Direction
Show every line containing "value" by copying it.

● ● ● ● ● ● ●

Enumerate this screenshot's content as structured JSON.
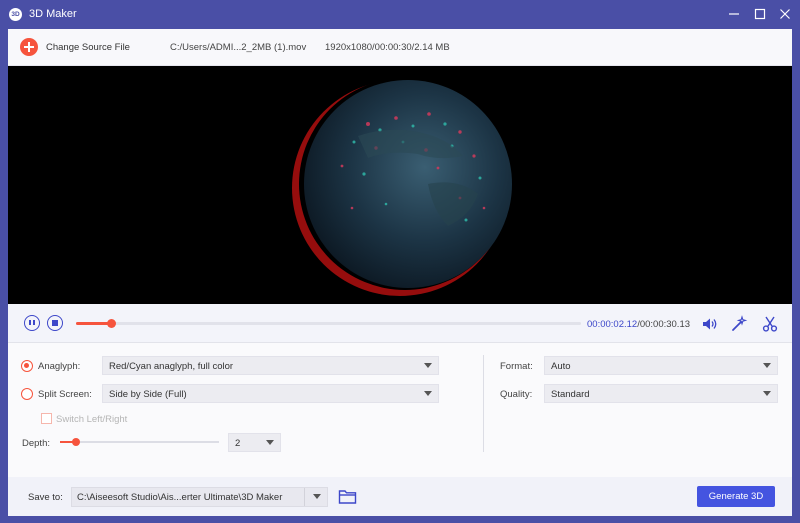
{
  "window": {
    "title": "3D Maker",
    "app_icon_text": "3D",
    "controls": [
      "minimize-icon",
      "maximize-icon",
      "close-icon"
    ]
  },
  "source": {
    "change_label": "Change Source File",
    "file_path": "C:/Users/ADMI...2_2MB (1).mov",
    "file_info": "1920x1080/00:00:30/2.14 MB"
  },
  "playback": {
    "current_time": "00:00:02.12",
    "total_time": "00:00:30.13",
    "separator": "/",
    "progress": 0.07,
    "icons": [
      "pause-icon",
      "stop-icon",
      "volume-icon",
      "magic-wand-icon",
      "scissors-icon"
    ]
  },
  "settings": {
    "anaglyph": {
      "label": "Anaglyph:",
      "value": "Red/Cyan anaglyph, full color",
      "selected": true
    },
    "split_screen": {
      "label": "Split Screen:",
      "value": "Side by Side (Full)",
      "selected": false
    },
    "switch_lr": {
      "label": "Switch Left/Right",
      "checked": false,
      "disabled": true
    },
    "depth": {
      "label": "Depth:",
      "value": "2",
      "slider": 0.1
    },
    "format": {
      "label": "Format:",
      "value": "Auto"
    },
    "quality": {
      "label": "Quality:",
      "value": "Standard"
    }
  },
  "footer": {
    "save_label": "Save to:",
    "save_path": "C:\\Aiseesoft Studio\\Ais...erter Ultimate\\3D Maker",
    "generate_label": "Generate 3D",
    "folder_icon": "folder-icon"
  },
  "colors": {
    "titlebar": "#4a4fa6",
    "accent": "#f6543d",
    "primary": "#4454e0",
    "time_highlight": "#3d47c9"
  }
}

● ● ● ● ● ● ●

Answer below
      "value": "Red/Cyan anaglyph, full color",
      "value": "Side by Side (Full)",
      "value": "2",
      "value": "Auto"
      "value": "Standard"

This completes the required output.